- _Chart and figure data_
----
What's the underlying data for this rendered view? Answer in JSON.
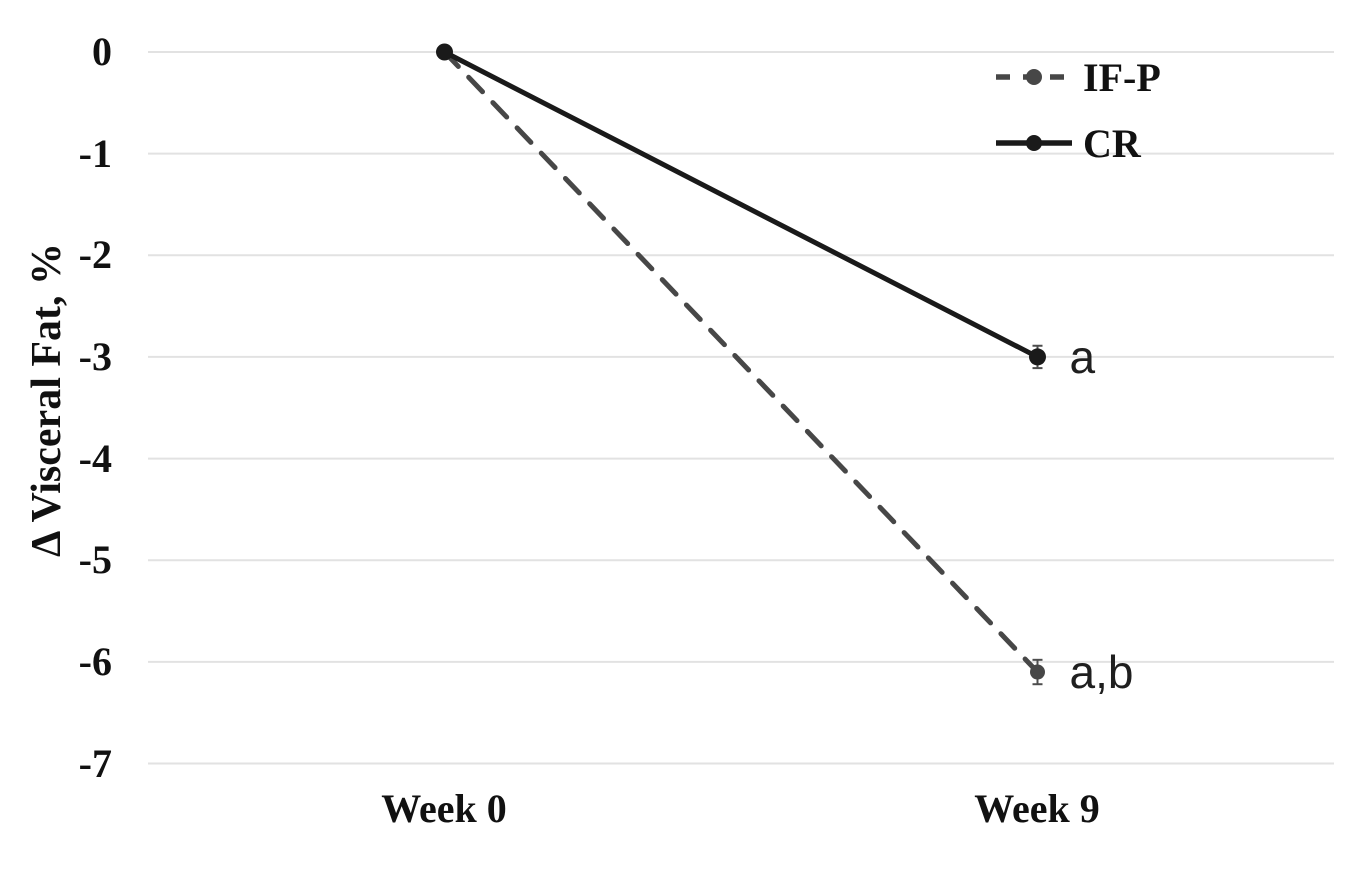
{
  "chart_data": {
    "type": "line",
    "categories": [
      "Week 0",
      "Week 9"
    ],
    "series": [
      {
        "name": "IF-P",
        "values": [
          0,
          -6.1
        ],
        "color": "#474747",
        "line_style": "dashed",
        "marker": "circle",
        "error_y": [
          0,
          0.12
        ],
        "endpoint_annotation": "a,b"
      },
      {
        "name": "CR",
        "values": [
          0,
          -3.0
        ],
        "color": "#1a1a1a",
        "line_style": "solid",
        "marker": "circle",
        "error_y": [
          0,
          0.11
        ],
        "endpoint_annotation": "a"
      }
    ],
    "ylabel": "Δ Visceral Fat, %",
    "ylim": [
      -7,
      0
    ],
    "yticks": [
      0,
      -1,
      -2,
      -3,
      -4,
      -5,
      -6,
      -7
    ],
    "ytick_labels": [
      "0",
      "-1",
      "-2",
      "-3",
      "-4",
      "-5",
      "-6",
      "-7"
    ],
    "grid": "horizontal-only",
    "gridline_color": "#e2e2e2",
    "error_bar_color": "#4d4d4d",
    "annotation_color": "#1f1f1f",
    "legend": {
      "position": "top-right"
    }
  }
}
----
- _Directive_
The records above need to be given again exactly. Omit the pictures.

- _Output of the exercise_
What's the underlying data for this rendered view? Answer in JSON.
{
  "chart_data": {
    "type": "line",
    "categories": [
      "Week 0",
      "Week 9"
    ],
    "series": [
      {
        "name": "IF-P",
        "values": [
          0,
          -6.1
        ],
        "color": "#474747",
        "line_style": "dashed",
        "marker": "circle",
        "error_y": [
          0,
          0.12
        ],
        "endpoint_annotation": "a,b"
      },
      {
        "name": "CR",
        "values": [
          0,
          -3.0
        ],
        "color": "#1a1a1a",
        "line_style": "solid",
        "marker": "circle",
        "error_y": [
          0,
          0.11
        ],
        "endpoint_annotation": "a"
      }
    ],
    "ylabel": "Δ Visceral Fat, %",
    "ylim": [
      -7,
      0
    ],
    "yticks": [
      0,
      -1,
      -2,
      -3,
      -4,
      -5,
      -6,
      -7
    ],
    "ytick_labels": [
      "0",
      "-1",
      "-2",
      "-3",
      "-4",
      "-5",
      "-6",
      "-7"
    ],
    "grid": "horizontal-only",
    "gridline_color": "#e2e2e2",
    "error_bar_color": "#4d4d4d",
    "annotation_color": "#1f1f1f",
    "legend": {
      "position": "top-right"
    }
  }
}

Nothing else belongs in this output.